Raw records
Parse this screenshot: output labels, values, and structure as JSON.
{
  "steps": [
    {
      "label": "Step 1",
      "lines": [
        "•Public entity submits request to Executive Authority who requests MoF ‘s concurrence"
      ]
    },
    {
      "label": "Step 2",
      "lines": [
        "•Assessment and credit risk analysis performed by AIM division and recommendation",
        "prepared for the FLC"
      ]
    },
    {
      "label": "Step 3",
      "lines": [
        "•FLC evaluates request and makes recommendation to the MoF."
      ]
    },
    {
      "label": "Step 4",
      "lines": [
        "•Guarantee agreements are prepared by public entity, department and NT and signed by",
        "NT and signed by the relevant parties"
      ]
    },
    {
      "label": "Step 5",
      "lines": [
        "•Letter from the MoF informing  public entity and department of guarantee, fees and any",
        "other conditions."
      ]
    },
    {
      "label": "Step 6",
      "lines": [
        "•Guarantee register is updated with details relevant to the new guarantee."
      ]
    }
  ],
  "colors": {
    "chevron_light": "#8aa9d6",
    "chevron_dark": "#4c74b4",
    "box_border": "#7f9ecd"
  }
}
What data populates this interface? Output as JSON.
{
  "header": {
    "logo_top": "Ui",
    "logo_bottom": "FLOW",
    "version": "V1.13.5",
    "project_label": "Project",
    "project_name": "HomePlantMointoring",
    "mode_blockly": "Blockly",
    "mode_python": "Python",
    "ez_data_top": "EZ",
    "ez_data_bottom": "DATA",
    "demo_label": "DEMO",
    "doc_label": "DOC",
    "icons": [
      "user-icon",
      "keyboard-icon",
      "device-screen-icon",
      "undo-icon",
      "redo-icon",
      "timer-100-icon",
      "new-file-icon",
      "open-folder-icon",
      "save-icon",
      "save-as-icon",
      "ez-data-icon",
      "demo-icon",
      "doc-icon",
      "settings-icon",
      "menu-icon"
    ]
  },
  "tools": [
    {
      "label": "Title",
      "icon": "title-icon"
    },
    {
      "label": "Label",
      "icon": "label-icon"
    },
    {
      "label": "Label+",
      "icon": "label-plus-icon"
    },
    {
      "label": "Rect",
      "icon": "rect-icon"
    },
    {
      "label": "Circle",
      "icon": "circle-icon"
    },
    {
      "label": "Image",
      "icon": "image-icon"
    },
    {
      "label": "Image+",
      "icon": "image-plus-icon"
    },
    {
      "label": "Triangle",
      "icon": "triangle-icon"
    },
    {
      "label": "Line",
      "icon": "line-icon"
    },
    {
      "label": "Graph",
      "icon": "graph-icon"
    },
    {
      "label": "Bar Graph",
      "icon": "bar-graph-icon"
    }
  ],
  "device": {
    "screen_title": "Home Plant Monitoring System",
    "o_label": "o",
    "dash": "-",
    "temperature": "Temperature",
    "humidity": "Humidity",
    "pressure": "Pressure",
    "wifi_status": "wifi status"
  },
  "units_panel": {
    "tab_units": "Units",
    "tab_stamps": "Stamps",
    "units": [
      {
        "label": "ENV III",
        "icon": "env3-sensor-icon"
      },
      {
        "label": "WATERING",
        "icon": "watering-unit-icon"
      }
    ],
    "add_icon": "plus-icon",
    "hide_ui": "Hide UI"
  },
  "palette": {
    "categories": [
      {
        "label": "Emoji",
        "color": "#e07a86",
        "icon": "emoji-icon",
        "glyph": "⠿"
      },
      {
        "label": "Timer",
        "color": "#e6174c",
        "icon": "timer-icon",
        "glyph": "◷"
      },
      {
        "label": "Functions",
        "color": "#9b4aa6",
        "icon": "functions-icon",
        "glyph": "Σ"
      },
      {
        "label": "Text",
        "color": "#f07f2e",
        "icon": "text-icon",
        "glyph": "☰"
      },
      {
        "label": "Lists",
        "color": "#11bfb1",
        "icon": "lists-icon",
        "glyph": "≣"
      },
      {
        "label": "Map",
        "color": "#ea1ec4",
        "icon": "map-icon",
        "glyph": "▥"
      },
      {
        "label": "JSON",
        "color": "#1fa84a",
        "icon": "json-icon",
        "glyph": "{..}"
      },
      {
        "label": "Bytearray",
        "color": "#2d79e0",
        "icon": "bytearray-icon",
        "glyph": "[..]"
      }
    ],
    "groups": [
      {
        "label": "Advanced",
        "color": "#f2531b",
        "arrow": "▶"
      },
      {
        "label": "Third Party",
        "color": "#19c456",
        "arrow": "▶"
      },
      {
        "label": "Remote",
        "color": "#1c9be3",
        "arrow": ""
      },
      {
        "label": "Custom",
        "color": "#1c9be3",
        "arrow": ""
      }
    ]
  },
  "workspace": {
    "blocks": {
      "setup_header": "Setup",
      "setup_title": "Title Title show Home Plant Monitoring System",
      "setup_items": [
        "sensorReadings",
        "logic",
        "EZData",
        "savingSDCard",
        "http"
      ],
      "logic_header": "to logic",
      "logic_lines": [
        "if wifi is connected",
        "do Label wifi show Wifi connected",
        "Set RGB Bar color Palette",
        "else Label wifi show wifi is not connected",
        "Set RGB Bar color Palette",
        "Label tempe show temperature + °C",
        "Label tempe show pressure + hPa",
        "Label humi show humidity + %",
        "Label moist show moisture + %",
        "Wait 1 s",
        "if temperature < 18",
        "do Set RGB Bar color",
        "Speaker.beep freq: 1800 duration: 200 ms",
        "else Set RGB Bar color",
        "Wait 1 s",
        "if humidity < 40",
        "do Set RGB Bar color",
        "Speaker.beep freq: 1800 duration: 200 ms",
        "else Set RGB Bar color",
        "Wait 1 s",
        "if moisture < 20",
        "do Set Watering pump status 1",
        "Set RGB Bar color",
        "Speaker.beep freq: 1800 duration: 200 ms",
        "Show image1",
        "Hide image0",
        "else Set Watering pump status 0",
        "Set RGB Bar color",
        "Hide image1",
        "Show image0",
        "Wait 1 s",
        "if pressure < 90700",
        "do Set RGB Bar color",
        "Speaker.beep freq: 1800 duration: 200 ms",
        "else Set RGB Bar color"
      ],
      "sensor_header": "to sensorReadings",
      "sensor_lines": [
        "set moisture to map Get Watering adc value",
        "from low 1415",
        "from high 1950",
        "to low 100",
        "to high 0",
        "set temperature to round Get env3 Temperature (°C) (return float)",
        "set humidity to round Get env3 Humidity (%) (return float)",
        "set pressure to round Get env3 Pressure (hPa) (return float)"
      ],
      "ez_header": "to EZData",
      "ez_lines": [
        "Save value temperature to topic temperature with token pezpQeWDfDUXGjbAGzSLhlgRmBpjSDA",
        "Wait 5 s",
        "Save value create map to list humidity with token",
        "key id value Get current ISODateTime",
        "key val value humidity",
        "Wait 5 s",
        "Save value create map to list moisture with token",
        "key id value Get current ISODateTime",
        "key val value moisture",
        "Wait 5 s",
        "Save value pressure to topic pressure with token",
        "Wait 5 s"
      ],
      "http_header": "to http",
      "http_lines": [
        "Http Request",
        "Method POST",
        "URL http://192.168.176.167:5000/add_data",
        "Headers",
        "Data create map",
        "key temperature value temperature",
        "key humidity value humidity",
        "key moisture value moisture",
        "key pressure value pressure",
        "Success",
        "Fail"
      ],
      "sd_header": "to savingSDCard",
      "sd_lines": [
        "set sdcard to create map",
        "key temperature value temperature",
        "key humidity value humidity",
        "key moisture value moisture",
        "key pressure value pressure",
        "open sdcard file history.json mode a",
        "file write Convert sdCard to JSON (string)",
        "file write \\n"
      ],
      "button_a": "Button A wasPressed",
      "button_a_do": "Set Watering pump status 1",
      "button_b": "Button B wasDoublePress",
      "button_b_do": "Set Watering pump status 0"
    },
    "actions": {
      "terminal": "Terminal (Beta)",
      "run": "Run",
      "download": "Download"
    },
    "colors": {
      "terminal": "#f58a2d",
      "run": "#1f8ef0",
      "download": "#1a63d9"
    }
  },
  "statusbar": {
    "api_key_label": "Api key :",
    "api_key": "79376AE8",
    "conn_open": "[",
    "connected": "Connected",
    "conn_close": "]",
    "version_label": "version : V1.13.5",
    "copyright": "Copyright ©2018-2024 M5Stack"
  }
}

# Direction
Identify each line in the entries with the word "download" and copy it.

# Full output
      "download": "Download"
      "download": "#1a63d9"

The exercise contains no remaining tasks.